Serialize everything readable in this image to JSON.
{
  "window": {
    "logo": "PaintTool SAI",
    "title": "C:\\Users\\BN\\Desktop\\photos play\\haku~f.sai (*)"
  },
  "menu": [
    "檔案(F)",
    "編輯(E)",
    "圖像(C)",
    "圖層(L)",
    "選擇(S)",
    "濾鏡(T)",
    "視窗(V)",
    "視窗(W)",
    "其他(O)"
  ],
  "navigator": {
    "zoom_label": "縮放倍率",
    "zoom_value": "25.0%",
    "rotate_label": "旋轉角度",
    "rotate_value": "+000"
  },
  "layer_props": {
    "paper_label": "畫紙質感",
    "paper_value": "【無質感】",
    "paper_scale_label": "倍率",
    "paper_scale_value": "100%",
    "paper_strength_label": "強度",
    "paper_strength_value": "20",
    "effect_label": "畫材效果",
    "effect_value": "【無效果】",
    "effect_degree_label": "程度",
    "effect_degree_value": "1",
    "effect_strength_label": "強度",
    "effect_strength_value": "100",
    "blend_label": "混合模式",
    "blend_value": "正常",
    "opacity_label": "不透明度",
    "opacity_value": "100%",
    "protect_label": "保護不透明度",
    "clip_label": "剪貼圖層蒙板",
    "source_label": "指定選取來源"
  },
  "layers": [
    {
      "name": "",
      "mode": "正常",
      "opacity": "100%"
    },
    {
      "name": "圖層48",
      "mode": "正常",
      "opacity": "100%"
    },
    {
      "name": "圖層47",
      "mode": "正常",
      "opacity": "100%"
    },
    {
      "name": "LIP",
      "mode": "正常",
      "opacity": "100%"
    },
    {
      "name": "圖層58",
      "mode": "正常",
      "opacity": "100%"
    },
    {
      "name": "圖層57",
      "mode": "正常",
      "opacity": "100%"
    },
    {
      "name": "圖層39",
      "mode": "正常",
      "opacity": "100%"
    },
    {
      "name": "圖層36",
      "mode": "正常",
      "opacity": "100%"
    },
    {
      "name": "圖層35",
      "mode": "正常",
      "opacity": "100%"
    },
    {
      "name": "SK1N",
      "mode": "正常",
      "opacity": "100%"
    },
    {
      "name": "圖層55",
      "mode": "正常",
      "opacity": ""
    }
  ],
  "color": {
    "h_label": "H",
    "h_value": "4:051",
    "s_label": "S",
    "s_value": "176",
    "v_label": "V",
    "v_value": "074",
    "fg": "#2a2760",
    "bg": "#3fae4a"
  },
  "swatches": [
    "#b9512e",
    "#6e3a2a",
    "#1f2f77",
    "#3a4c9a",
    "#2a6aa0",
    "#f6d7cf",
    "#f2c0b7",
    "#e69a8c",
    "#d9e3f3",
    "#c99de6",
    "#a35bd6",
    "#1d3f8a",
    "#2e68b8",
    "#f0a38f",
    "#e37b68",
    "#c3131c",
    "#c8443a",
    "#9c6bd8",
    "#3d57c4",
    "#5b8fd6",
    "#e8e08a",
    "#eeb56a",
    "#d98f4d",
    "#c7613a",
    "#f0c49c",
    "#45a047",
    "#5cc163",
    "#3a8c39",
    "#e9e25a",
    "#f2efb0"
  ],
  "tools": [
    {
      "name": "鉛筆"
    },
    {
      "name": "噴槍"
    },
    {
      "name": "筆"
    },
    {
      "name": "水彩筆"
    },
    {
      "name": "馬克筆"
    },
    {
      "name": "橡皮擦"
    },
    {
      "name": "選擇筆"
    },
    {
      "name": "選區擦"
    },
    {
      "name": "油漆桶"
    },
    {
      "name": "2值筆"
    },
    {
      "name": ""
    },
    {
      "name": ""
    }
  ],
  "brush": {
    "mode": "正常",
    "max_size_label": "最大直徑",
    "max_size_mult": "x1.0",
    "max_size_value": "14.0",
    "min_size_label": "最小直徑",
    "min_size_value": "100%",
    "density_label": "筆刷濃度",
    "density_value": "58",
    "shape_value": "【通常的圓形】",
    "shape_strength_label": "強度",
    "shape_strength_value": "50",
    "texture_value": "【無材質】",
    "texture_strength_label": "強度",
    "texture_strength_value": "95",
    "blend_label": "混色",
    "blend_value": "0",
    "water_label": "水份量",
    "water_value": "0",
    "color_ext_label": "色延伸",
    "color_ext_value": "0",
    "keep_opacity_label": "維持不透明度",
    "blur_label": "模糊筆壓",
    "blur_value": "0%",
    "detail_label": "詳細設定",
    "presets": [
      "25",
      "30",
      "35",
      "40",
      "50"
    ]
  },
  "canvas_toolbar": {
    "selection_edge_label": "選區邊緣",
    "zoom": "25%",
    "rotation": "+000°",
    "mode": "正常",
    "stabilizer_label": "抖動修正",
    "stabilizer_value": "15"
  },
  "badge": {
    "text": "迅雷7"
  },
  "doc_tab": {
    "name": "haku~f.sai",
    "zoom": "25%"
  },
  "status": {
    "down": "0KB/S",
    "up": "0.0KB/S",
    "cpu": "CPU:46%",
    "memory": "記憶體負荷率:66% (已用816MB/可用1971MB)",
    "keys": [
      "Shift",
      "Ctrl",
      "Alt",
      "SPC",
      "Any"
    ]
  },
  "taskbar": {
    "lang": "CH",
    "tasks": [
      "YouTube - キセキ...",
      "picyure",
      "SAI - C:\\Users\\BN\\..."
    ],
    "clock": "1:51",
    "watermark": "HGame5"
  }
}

━━━━━━━━━━━━━━━━

Output the entries verbatim.

Output below:
Serialize everything readable in this image to JSON.
{
  "window": {
    "logo": "PaintTool SAI",
    "title": "C:\\Users\\BN\\Desktop\\photos play\\haku~f.sai (*)"
  },
  "menu": [
    "檔案(F)",
    "編輯(E)",
    "圖像(C)",
    "圖層(L)",
    "選擇(S)",
    "濾鏡(T)",
    "視窗(V)",
    "視窗(W)",
    "其他(O)"
  ],
  "navigator": {
    "zoom_label": "縮放倍率",
    "zoom_value": "25.0%",
    "rotate_label": "旋轉角度",
    "rotate_value": "+000"
  },
  "layer_props": {
    "paper_label": "畫紙質感",
    "paper_value": "【無質感】",
    "paper_scale_label": "倍率",
    "paper_scale_value": "100%",
    "paper_strength_label": "強度",
    "paper_strength_value": "20",
    "effect_label": "畫材效果",
    "effect_value": "【無效果】",
    "effect_degree_label": "程度",
    "effect_degree_value": "1",
    "effect_strength_label": "強度",
    "effect_strength_value": "100",
    "blend_label": "混合模式",
    "blend_value": "正常",
    "opacity_label": "不透明度",
    "opacity_value": "100%",
    "protect_label": "保護不透明度",
    "clip_label": "剪貼圖層蒙板",
    "source_label": "指定選取來源"
  },
  "layers": [
    {
      "name": "",
      "mode": "正常",
      "opacity": "100%"
    },
    {
      "name": "圖層48",
      "mode": "正常",
      "opacity": "100%"
    },
    {
      "name": "圖層47",
      "mode": "正常",
      "opacity": "100%"
    },
    {
      "name": "LIP",
      "mode": "正常",
      "opacity": "100%"
    },
    {
      "name": "圖層58",
      "mode": "正常",
      "opacity": "100%"
    },
    {
      "name": "圖層57",
      "mode": "正常",
      "opacity": "100%"
    },
    {
      "name": "圖層39",
      "mode": "正常",
      "opacity": "100%"
    },
    {
      "name": "圖層36",
      "mode": "正常",
      "opacity": "100%"
    },
    {
      "name": "圖層35",
      "mode": "正常",
      "opacity": "100%"
    },
    {
      "name": "SK1N",
      "mode": "正常",
      "opacity": "100%"
    },
    {
      "name": "圖層55",
      "mode": "正常",
      "opacity": ""
    }
  ],
  "color": {
    "h_label": "H",
    "h_value": "4:051",
    "s_label": "S",
    "s_value": "176",
    "v_label": "V",
    "v_value": "074",
    "fg": "#2a2760",
    "bg": "#3fae4a"
  },
  "swatches": [
    "#b9512e",
    "#6e3a2a",
    "#1f2f77",
    "#3a4c9a",
    "#2a6aa0",
    "#f6d7cf",
    "#f2c0b7",
    "#e69a8c",
    "#d9e3f3",
    "#c99de6",
    "#a35bd6",
    "#1d3f8a",
    "#2e68b8",
    "#f0a38f",
    "#e37b68",
    "#c3131c",
    "#c8443a",
    "#9c6bd8",
    "#3d57c4",
    "#5b8fd6",
    "#e8e08a",
    "#eeb56a",
    "#d98f4d",
    "#c7613a",
    "#f0c49c",
    "#45a047",
    "#5cc163",
    "#3a8c39",
    "#e9e25a",
    "#f2efb0"
  ],
  "tools": [
    {
      "name": "鉛筆"
    },
    {
      "name": "噴槍"
    },
    {
      "name": "筆"
    },
    {
      "name": "水彩筆"
    },
    {
      "name": "馬克筆"
    },
    {
      "name": "橡皮擦"
    },
    {
      "name": "選擇筆"
    },
    {
      "name": "選區擦"
    },
    {
      "name": "油漆桶"
    },
    {
      "name": "2值筆"
    },
    {
      "name": ""
    },
    {
      "name": ""
    }
  ],
  "brush": {
    "mode": "正常",
    "max_size_label": "最大直徑",
    "max_size_mult": "x1.0",
    "max_size_value": "14.0",
    "min_size_label": "最小直徑",
    "min_size_value": "100%",
    "density_label": "筆刷濃度",
    "density_value": "58",
    "shape_value": "【通常的圓形】",
    "shape_strength_label": "強度",
    "shape_strength_value": "50",
    "texture_value": "【無材質】",
    "texture_strength_label": "強度",
    "texture_strength_value": "95",
    "blend_label": "混色",
    "blend_value": "0",
    "water_label": "水份量",
    "water_value": "0",
    "color_ext_label": "色延伸",
    "color_ext_value": "0",
    "keep_opacity_label": "維持不透明度",
    "blur_label": "模糊筆壓",
    "blur_value": "0%",
    "detail_label": "詳細設定",
    "presets": [
      "25",
      "30",
      "35",
      "40",
      "50"
    ]
  },
  "canvas_toolbar": {
    "selection_edge_label": "選區邊緣",
    "zoom": "25%",
    "rotation": "+000°",
    "mode": "正常",
    "stabilizer_label": "抖動修正",
    "stabilizer_value": "15"
  },
  "badge": {
    "text": "迅雷7"
  },
  "doc_tab": {
    "name": "haku~f.sai",
    "zoom": "25%"
  },
  "status": {
    "down": "0KB/S",
    "up": "0.0KB/S",
    "cpu": "CPU:46%",
    "memory": "記憶體負荷率:66% (已用816MB/可用1971MB)",
    "keys": [
      "Shift",
      "Ctrl",
      "Alt",
      "SPC",
      "Any"
    ]
  },
  "taskbar": {
    "lang": "CH",
    "tasks": [
      "YouTube - キセキ...",
      "picyure",
      "SAI - C:\\Users\\BN\\..."
    ],
    "clock": "1:51",
    "watermark": "HGame5"
  }
}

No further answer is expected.